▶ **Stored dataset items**
▶
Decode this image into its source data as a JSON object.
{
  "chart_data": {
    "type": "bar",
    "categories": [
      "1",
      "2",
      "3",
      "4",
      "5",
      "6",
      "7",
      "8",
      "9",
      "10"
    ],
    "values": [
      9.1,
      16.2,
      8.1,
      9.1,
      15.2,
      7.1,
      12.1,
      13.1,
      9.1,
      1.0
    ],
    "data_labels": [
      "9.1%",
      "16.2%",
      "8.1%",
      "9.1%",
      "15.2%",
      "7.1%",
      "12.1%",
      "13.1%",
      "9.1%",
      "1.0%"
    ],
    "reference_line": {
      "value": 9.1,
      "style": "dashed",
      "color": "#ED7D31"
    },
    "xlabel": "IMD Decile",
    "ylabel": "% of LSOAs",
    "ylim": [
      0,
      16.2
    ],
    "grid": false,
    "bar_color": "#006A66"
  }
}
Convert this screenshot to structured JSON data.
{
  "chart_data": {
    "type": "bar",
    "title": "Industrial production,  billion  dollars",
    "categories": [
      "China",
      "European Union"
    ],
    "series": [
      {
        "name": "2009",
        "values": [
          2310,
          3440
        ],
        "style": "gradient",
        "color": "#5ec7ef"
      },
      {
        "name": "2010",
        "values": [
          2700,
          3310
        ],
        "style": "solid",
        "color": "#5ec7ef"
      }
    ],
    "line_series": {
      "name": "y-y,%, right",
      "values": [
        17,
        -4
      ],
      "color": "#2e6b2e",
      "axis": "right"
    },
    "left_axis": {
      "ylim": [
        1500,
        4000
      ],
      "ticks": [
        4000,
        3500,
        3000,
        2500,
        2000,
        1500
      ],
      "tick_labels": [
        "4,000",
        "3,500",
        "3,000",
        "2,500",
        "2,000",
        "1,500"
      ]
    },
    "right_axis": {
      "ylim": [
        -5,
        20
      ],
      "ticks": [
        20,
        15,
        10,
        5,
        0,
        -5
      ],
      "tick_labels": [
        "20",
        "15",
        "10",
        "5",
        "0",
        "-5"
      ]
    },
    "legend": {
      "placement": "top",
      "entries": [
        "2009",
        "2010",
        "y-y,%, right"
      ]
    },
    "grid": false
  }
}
◀
▶ **What the task asks**
From the listing above, extract all records word for word.

▶ **Result for this exercise**
Decode this image into its source data as a JSON object.
{
  "chart_data": {
    "type": "bar",
    "categories": [
      "1",
      "2",
      "3",
      "4",
      "5",
      "6",
      "7",
      "8",
      "9",
      "10"
    ],
    "values": [
      9.1,
      16.2,
      8.1,
      9.1,
      15.2,
      7.1,
      12.1,
      13.1,
      9.1,
      1.0
    ],
    "data_labels": [
      "9.1%",
      "16.2%",
      "8.1%",
      "9.1%",
      "15.2%",
      "7.1%",
      "12.1%",
      "13.1%",
      "9.1%",
      "1.0%"
    ],
    "reference_line": {
      "value": 9.1,
      "style": "dashed",
      "color": "#ED7D31"
    },
    "xlabel": "IMD Decile",
    "ylabel": "% of LSOAs",
    "ylim": [
      0,
      16.2
    ],
    "grid": false,
    "bar_color": "#006A66"
  }
}
Convert this screenshot to structured JSON data.
{
  "chart_data": {
    "type": "bar",
    "title": "Industrial production,  billion  dollars",
    "categories": [
      "China",
      "European Union"
    ],
    "series": [
      {
        "name": "2009",
        "values": [
          2310,
          3440
        ],
        "style": "gradient",
        "color": "#5ec7ef"
      },
      {
        "name": "2010",
        "values": [
          2700,
          3310
        ],
        "style": "solid",
        "color": "#5ec7ef"
      }
    ],
    "line_series": {
      "name": "y-y,%, right",
      "values": [
        17,
        -4
      ],
      "color": "#2e6b2e",
      "axis": "right"
    },
    "left_axis": {
      "ylim": [
        1500,
        4000
      ],
      "ticks": [
        4000,
        3500,
        3000,
        2500,
        2000,
        1500
      ],
      "tick_labels": [
        "4,000",
        "3,500",
        "3,000",
        "2,500",
        "2,000",
        "1,500"
      ]
    },
    "right_axis": {
      "ylim": [
        -5,
        20
      ],
      "ticks": [
        20,
        15,
        10,
        5,
        0,
        -5
      ],
      "tick_labels": [
        "20",
        "15",
        "10",
        "5",
        "0",
        "-5"
      ]
    },
    "legend": {
      "placement": "top",
      "entries": [
        "2009",
        "2010",
        "y-y,%, right"
      ]
    },
    "grid": false
  }
}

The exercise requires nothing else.